— REQUIREMENTS —
Write out all lines holding the word "videos".

— MATERIAL FOR THIS EXERCISE —
▼
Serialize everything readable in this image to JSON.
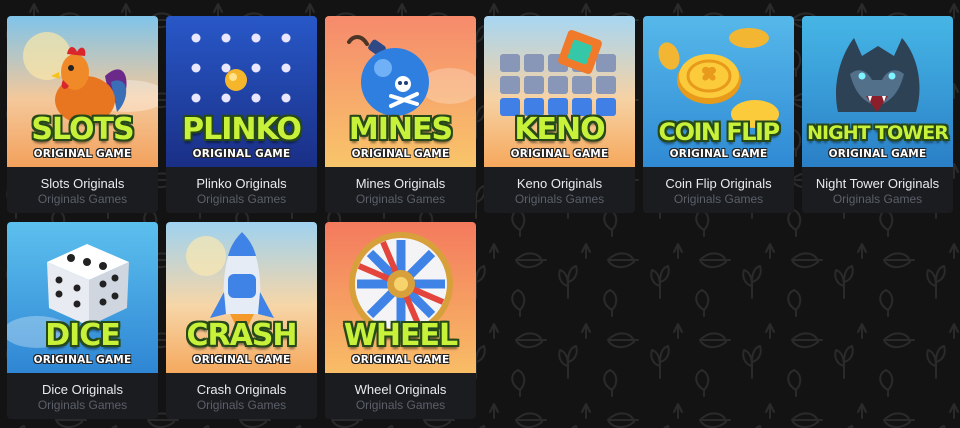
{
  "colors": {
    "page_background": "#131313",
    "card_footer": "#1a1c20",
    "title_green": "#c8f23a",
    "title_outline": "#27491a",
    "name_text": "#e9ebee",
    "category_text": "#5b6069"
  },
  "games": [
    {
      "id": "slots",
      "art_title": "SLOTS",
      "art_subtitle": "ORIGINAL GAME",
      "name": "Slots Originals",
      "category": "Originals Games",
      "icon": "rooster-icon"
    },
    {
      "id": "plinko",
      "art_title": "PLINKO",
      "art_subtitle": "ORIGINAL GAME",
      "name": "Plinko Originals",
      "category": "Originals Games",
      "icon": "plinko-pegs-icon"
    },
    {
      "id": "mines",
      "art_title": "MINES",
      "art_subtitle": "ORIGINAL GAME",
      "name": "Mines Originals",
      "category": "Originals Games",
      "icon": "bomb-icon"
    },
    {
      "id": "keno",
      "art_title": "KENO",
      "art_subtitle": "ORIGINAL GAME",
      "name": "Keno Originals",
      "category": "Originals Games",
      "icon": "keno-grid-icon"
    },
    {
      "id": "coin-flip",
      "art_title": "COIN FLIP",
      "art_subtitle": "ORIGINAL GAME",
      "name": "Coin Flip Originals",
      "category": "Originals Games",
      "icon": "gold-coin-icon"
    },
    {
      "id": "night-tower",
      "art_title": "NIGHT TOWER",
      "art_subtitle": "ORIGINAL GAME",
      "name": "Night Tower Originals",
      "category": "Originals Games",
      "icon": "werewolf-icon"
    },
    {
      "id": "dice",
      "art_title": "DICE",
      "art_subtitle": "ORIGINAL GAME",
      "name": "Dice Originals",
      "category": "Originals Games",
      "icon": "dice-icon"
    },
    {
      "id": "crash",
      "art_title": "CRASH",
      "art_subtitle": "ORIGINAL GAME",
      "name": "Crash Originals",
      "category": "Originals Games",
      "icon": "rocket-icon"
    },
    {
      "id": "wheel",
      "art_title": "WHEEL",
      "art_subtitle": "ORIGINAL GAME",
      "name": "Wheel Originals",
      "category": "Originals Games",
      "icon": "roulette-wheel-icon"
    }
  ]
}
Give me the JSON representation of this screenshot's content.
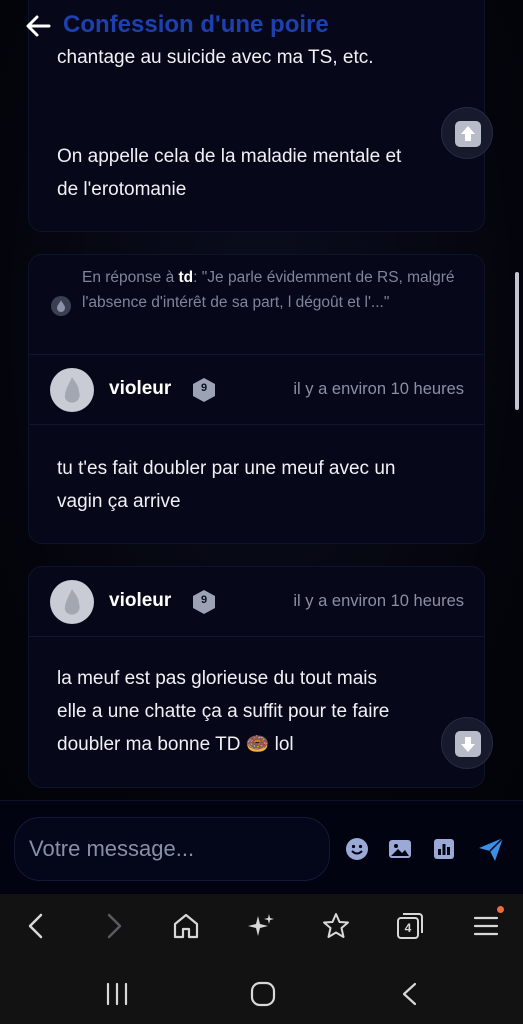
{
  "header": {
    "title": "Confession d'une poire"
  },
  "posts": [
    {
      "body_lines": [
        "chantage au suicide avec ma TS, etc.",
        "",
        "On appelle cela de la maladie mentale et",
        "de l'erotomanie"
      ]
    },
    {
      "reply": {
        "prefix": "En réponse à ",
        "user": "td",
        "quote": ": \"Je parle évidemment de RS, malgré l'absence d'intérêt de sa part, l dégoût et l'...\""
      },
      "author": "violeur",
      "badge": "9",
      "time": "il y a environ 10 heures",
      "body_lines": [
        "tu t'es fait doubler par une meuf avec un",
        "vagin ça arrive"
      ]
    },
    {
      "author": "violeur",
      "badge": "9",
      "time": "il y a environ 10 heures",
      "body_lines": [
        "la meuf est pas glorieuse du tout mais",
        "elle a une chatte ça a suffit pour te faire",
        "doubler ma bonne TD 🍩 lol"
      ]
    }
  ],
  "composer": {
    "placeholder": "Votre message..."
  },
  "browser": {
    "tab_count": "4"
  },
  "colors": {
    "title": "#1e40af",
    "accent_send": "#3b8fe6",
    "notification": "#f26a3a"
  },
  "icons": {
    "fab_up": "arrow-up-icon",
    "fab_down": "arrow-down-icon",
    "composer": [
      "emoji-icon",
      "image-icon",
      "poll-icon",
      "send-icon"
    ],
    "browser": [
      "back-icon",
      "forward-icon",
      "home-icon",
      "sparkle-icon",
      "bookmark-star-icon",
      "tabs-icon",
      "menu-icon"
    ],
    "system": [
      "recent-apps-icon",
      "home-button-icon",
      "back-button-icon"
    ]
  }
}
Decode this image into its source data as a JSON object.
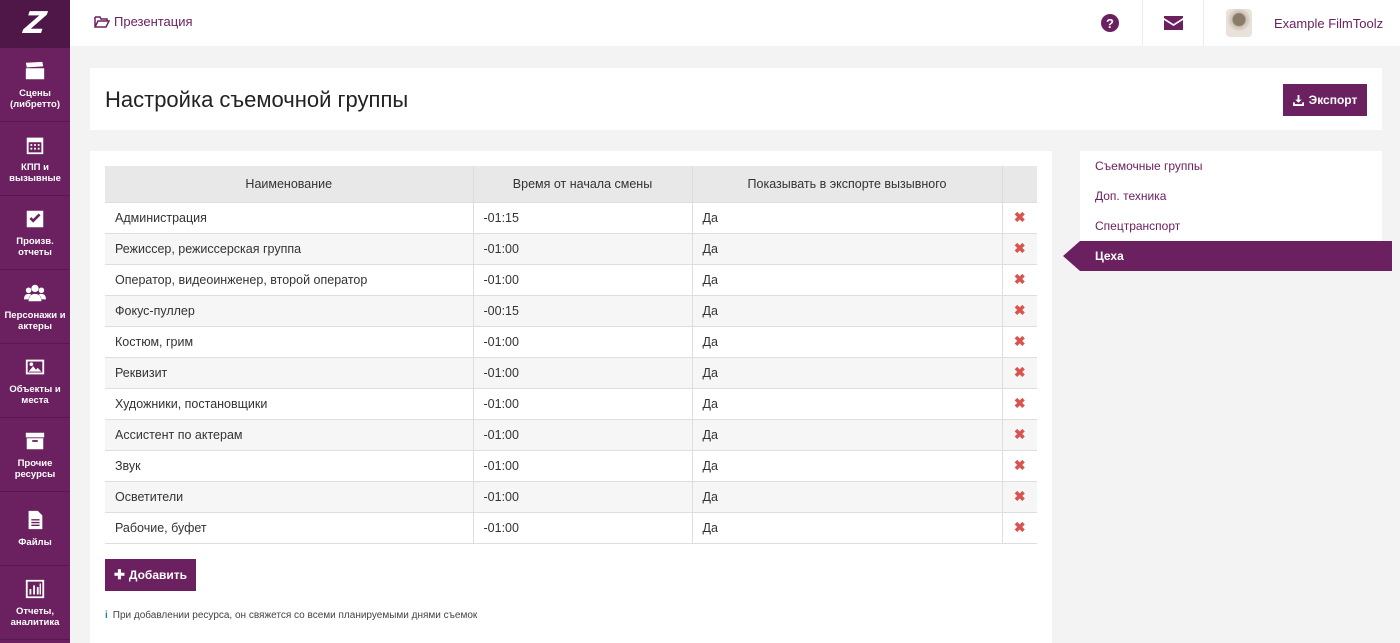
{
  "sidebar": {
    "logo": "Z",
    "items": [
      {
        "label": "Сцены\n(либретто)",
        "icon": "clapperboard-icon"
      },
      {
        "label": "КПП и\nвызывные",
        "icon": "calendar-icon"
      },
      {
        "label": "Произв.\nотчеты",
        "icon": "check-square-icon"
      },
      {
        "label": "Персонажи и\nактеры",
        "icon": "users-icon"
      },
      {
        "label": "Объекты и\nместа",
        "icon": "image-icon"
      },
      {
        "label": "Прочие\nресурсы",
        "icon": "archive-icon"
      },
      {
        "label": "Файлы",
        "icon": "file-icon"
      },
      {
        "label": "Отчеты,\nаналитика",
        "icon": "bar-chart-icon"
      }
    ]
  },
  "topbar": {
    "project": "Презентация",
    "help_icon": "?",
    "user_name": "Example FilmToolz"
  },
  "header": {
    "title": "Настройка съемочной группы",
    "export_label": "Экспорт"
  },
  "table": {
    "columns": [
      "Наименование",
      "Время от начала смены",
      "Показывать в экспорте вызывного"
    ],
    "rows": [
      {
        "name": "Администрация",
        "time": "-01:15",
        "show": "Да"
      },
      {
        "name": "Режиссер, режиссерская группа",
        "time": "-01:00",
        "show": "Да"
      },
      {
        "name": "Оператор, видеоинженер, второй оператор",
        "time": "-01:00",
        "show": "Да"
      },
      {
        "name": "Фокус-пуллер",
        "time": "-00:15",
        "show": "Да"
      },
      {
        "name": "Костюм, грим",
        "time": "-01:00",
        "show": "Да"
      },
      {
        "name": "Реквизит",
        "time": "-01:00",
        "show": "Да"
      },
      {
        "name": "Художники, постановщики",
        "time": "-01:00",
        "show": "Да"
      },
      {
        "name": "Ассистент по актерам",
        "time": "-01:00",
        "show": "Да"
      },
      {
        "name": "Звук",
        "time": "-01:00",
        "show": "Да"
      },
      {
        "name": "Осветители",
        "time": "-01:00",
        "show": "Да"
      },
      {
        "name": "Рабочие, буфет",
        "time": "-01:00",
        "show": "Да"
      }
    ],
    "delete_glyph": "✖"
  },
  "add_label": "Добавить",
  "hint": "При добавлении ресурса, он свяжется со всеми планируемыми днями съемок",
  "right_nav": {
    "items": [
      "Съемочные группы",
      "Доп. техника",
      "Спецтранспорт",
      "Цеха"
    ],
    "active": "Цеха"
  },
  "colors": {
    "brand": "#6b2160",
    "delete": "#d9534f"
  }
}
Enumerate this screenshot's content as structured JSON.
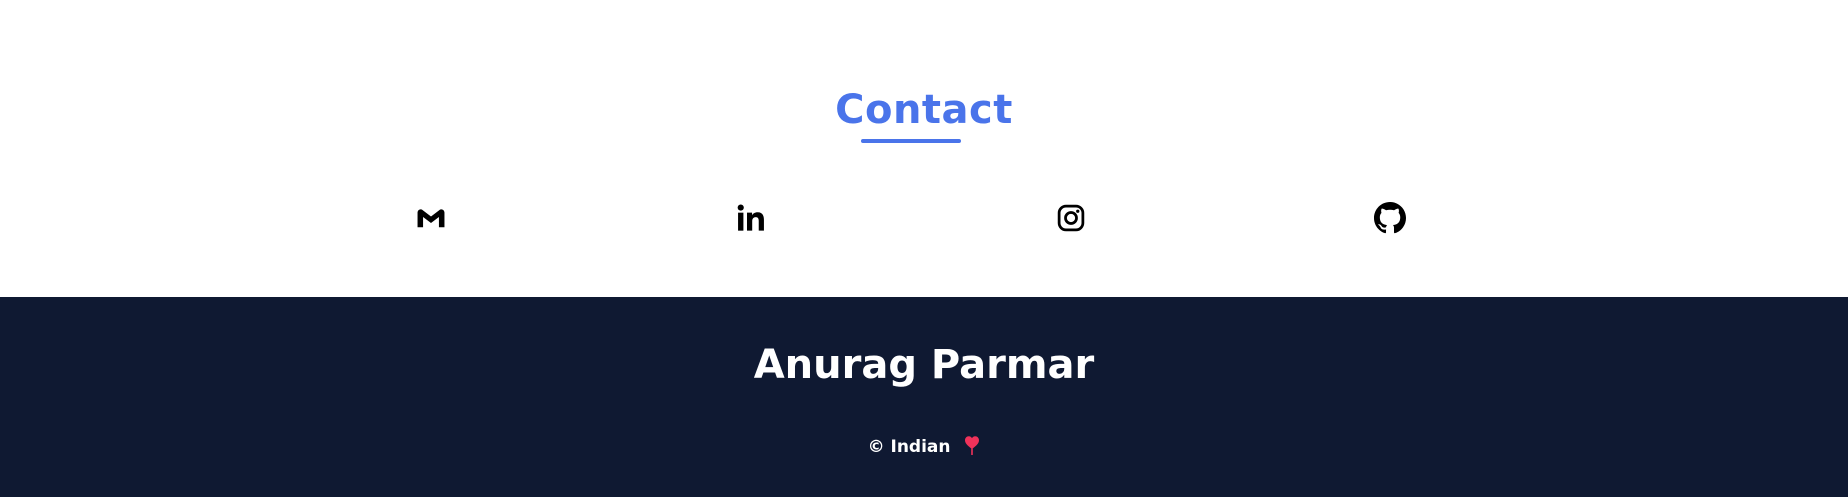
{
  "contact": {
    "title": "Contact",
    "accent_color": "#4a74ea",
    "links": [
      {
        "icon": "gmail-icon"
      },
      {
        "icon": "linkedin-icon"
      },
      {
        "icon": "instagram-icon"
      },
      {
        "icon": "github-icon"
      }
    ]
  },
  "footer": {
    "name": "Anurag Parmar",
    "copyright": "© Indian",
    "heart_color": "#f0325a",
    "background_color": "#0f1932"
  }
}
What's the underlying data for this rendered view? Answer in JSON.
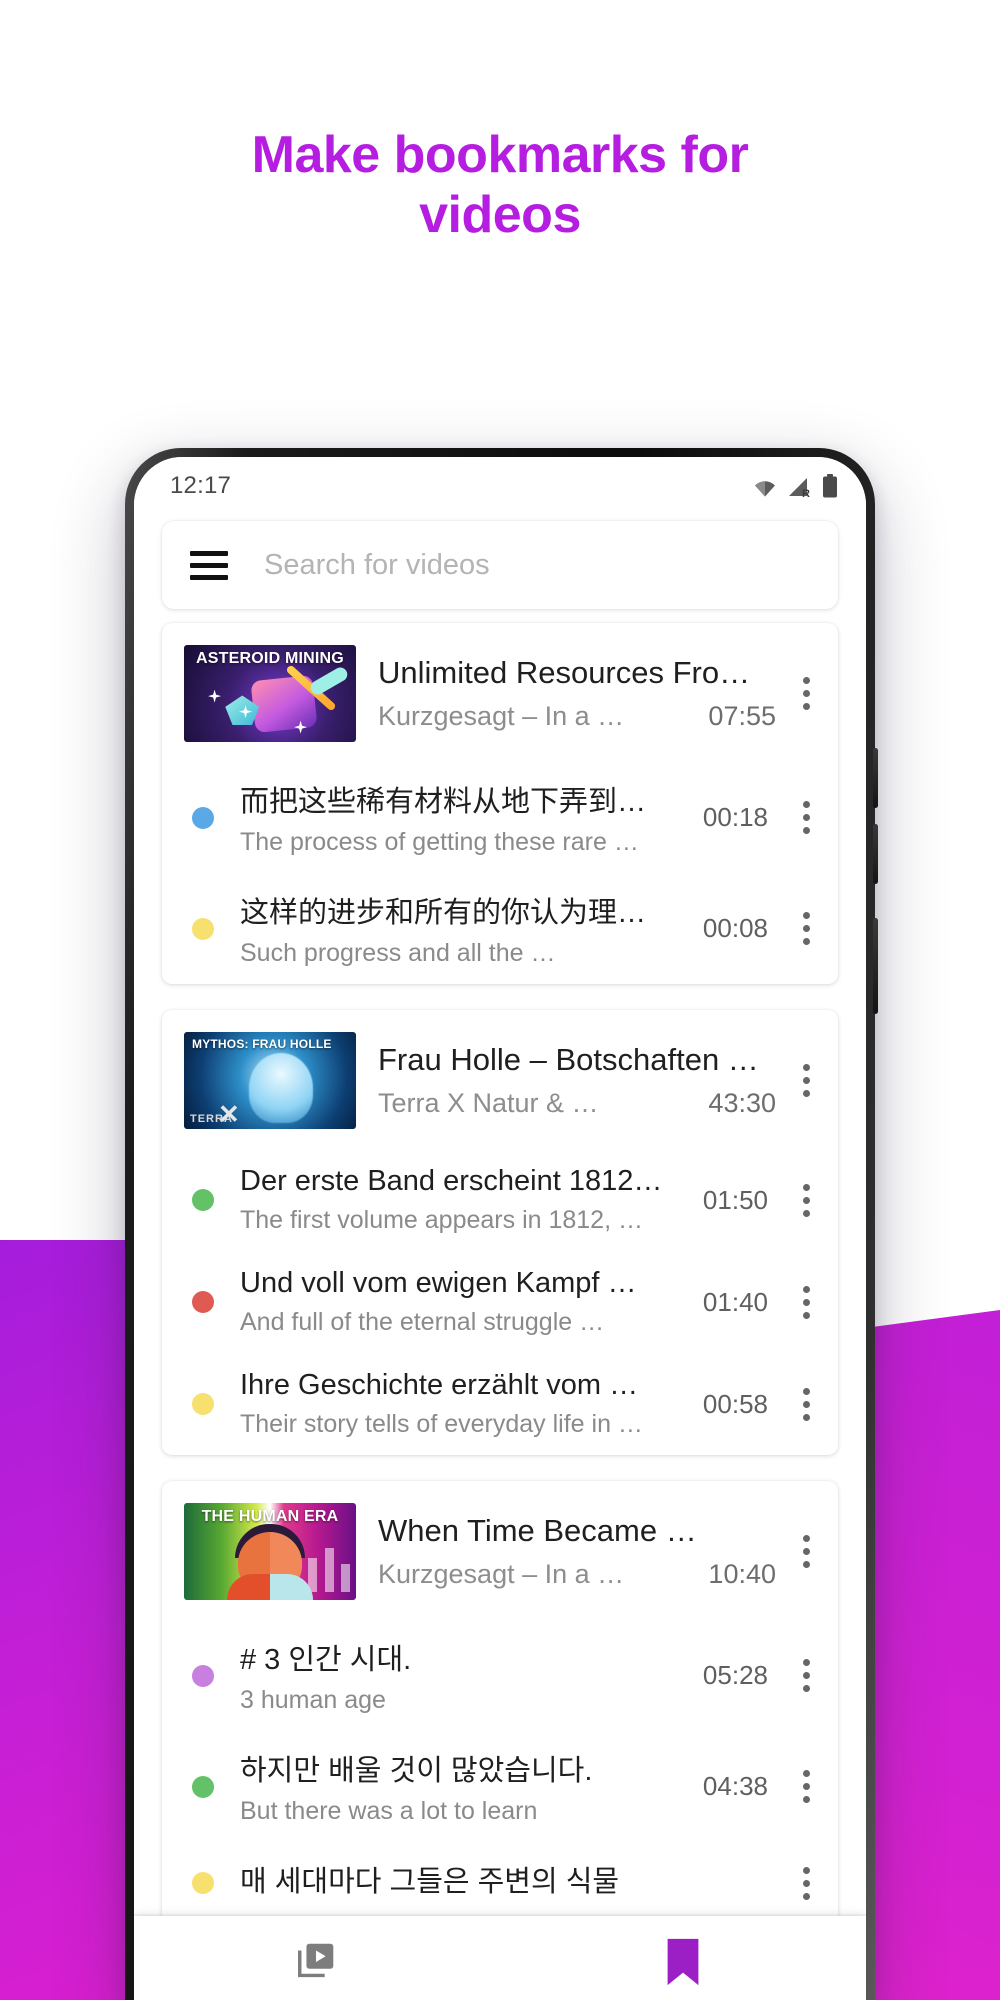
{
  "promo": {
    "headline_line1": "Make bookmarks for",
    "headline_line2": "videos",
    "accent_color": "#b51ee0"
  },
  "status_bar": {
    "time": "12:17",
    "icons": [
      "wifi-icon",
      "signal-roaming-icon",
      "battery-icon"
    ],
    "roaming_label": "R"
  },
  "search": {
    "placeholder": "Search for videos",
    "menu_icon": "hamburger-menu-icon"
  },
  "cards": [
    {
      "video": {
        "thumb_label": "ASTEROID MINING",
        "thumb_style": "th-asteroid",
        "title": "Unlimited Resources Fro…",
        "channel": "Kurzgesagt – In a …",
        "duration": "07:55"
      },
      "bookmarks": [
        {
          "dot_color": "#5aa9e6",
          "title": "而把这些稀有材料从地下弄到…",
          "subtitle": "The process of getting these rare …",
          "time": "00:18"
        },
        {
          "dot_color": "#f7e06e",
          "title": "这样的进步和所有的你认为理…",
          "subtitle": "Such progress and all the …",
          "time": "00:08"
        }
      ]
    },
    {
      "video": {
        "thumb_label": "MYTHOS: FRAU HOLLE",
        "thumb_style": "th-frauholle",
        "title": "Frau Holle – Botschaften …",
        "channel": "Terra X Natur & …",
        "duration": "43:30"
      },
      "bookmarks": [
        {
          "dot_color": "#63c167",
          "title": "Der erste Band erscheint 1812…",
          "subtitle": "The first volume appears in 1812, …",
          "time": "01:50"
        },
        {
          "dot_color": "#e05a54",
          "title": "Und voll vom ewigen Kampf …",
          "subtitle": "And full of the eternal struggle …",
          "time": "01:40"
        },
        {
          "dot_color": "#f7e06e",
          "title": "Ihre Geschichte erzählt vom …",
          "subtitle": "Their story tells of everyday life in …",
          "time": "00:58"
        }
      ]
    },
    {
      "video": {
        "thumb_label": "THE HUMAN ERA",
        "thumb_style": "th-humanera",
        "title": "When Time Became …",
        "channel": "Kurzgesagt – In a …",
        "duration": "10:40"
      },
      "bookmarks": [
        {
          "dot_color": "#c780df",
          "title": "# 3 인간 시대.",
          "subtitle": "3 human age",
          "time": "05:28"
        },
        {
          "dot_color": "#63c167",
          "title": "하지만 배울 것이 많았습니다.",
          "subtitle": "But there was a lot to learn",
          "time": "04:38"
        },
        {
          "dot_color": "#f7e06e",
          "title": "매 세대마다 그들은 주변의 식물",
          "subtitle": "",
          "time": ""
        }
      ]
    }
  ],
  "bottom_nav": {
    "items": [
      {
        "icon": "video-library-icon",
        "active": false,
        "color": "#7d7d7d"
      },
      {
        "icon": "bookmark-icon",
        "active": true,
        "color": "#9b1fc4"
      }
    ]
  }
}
▲
— RESPONSE TO THE EXERCISE —
    "headline_line2": "videos",
    "placeholder": "Search for videos",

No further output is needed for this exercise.